Exercise goal
Identify each line below that contains the string "FACTIS" and copy it out in full. Only matches with the same capitalization count.

— begin Working data —

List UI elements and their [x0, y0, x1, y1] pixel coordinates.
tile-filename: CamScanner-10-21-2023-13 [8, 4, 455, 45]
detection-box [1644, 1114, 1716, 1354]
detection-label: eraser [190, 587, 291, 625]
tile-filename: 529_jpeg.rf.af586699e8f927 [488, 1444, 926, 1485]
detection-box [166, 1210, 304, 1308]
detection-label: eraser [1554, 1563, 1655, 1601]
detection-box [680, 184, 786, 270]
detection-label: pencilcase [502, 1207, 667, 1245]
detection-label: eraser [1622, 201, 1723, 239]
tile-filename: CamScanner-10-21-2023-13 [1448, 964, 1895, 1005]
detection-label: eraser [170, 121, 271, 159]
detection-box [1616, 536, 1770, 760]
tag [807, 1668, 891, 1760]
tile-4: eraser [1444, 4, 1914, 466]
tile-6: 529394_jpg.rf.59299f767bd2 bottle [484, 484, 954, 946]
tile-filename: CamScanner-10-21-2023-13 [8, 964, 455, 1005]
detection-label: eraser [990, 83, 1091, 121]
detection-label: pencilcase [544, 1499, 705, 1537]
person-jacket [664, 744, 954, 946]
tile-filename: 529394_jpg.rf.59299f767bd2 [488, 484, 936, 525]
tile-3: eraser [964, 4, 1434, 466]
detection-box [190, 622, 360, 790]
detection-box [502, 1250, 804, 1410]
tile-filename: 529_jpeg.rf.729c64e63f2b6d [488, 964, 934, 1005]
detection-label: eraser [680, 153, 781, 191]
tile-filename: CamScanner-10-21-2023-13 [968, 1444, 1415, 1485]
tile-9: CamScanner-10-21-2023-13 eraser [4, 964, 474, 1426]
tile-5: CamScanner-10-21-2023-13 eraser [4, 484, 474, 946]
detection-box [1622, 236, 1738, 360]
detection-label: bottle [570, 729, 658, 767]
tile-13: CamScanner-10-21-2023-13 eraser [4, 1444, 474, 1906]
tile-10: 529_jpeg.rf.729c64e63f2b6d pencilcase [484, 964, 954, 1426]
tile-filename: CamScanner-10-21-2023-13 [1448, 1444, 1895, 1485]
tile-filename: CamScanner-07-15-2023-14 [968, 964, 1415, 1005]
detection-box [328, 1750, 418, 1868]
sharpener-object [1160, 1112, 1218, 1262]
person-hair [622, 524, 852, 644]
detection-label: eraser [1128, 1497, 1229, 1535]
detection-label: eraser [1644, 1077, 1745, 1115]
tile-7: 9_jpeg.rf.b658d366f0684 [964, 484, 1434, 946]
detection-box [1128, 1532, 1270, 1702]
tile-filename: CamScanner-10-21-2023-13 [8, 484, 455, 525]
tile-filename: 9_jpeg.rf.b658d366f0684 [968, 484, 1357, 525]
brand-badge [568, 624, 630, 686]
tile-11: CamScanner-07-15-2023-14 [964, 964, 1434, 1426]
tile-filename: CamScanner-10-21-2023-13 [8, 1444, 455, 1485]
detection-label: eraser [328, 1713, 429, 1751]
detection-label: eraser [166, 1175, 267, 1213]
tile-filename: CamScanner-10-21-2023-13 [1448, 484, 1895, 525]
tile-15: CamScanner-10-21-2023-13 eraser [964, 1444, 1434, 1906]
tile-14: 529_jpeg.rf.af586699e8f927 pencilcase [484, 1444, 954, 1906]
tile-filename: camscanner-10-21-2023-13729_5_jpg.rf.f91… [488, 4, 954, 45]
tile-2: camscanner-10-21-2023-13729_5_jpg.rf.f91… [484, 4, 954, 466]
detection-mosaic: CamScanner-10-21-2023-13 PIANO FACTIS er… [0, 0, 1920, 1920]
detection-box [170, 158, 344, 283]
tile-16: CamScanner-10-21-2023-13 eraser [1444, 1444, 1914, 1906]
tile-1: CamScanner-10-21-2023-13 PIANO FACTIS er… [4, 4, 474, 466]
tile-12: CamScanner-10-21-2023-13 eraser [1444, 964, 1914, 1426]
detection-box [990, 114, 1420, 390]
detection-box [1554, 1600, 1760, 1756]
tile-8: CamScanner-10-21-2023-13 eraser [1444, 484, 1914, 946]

— end Working data —

Complete response
detection-mosaic: CamScanner-10-21-2023-13 PIANO FACTIS er… [0, 0, 1920, 1920]
tile-1: CamScanner-10-21-2023-13 PIANO FACTIS er… [4, 4, 474, 466]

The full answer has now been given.